■ SCHRIFTLICHE AUFGABE 1
Zählen Sie alle Tätigkeiten auf, die zugelassene Nichtregierungsorganisationen in Frankreich laut dem Text über NGOs als Privatklägerinnen in Korruptionsverfahren ausüben dürfen.
■ SCHRIFTLICHE AUFGABE 2
Beantworten Sie anhand des Textes über NGOs als Privatklägerinnen die folgenden Fragen.
(a) Wodurch stärken die Nichtregierungsorganisationen das Verfahren?
(b) Welches Land braucht laut dem Text ebenfalls eine solche Regelung?
(c) Welches Schreiben erhält die geschädigte Person im geschilderten Beispiel Monate nach der Anzeige?
■ SCHRIFTLICHE AUFGABE 3
Führen Sie den Text über NGOs als Privatklägerinnen nach seinem letzten Satz fort.

■ VORLIEGENDER TEXT
****************
NGOs als Privatklägerinnen in Korruptionsfällen

In Frankreich haben hierfür zugelassene, spezialisierte Nichtregierungsorganisationen das Recht, als Privatparteien aktiv an Korruptionsverfahren teilzunehmen: Sie können Anträge stellen, Plädoyers halten und Akten einsehen. Durch ihr Fach- und Fallwissen stärken sie das Verfahren. Auch die Schweiz braucht eine solche Regelung.

Stellen Sie sich vor: Sie führen ein Unternehmen und bemerken, dass eine Person, die bei Ihnen auf der Lohnliste steht, Sie bestiehlt. Systematisch und durch vertrackte Transaktionen. Seit Jahren. In grossem Stil, ja sehr grossem Stil. Jetzt sind Sie bankrott. Sie können keine Löhne mehr zahlen. Sie müssen schliessen. Sie erstatten Anzeige. Die Staatsanwaltschaft nimmt den Fall an die Hand. Monate später erhalten Sie ein Schreiben, dass kein Verfahren eröffnet worden sei.
****************
Positionsdaten der Elemente
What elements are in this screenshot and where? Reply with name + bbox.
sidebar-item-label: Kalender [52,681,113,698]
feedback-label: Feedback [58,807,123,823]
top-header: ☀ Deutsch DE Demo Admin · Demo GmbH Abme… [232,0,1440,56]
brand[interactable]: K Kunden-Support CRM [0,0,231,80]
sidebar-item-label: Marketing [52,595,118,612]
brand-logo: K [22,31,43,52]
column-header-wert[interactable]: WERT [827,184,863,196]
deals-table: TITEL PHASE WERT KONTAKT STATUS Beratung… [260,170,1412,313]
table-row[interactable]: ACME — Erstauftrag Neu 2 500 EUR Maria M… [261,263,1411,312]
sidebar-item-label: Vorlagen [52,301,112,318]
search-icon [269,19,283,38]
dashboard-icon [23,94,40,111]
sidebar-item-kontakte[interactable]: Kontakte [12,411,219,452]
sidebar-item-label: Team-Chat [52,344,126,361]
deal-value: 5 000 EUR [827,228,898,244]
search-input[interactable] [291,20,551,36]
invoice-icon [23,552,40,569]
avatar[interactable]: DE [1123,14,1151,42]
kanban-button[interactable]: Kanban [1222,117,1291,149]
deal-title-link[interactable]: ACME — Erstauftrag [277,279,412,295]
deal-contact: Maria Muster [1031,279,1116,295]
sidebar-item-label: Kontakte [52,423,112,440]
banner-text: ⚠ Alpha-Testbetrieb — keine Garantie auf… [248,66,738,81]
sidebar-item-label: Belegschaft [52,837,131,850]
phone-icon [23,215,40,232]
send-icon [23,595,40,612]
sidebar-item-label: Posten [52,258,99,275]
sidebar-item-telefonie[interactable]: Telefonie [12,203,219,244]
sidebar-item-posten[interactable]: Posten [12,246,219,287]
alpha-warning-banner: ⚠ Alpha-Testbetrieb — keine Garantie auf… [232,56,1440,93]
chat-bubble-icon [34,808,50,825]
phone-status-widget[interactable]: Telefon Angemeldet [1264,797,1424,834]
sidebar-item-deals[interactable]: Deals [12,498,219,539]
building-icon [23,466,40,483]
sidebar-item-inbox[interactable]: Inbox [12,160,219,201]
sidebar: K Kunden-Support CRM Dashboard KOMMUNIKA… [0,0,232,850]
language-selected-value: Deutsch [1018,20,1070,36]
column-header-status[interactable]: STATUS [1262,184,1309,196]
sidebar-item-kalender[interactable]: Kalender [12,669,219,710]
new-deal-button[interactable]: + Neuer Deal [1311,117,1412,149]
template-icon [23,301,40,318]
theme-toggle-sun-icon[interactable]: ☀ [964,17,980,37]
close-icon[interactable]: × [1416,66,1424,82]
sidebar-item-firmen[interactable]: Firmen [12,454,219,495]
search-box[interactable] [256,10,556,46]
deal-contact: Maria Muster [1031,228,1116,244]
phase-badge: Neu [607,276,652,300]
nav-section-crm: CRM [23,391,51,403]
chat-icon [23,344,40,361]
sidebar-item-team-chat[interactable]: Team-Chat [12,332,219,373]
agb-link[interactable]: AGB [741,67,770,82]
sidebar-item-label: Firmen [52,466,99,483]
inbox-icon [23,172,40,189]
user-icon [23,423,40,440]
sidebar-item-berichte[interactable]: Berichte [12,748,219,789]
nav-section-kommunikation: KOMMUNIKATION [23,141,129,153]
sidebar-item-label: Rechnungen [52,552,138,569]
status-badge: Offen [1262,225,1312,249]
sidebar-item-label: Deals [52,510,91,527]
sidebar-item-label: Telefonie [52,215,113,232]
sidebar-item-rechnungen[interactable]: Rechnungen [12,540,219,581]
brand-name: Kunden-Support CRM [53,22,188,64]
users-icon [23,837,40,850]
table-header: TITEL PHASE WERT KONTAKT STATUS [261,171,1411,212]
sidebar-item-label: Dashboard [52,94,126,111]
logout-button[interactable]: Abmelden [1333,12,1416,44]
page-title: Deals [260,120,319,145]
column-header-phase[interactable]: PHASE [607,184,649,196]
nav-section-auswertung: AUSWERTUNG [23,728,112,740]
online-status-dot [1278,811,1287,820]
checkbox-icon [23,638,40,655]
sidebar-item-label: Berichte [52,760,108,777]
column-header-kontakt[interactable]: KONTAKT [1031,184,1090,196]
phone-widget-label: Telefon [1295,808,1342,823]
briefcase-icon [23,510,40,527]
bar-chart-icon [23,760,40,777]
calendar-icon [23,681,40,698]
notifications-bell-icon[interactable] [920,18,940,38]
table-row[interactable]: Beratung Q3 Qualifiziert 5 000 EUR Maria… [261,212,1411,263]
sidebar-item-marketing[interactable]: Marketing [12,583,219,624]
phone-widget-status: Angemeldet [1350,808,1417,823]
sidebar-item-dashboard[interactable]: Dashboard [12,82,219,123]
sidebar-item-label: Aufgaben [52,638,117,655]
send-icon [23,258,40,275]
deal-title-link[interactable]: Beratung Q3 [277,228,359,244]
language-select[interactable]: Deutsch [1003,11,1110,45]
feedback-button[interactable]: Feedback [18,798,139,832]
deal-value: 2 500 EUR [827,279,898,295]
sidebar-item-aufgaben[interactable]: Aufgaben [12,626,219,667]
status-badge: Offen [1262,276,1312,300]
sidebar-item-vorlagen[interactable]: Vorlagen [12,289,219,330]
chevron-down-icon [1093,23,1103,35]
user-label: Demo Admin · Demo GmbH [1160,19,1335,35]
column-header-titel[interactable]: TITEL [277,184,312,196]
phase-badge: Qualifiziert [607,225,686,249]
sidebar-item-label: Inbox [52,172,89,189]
****************
■ ANTWORT 1
Anträge stellen, Plädoyers halten, Akten einsehen

■ ANTWORT 2
(a) Durch ihr Fach- und Fallwissen.
(b) Die Schweiz.
(c) Ein Schreiben, dass kein Verfahren eröffnet worden sei.

■ ANTWORT 3
Und das war es.

Fühlt sich nicht richtig an, oder? Sie haben so viel beizutragen, wollen sich äussern und bei den Ermittlungen dabei sein. Verstehen, zu welchen Schlüssen die Staatsanwaltschaft weshalb kommt – und ob es eventuell noch Missverständnisse oder Lücken gibt. Ob und wie es der angeschuldigten Person gelingt, den Kopf aus der Schlinge zu ziehen. Schliesslich kennt niemand Ihr Unternehmen so gut wie Sie. Alles soll ans Licht kommen!

Das sieht zum Glück auch das Schweizer Recht so. Direkt Geschädigte haben all diese Rechte. Sie können Partei im Strafverfahren sein, so genannte Privatkläger nach Art. 115 ff. StPO.

Frankreich macht es vor

Aber wie sieht das aus, wenn gleich ein ganzer Staat und damit auch seine Bevölkerung geschädigt werden? Und zwar durch genau diejenigen «Angestellten», die ihnen eigentlich dienen sollten?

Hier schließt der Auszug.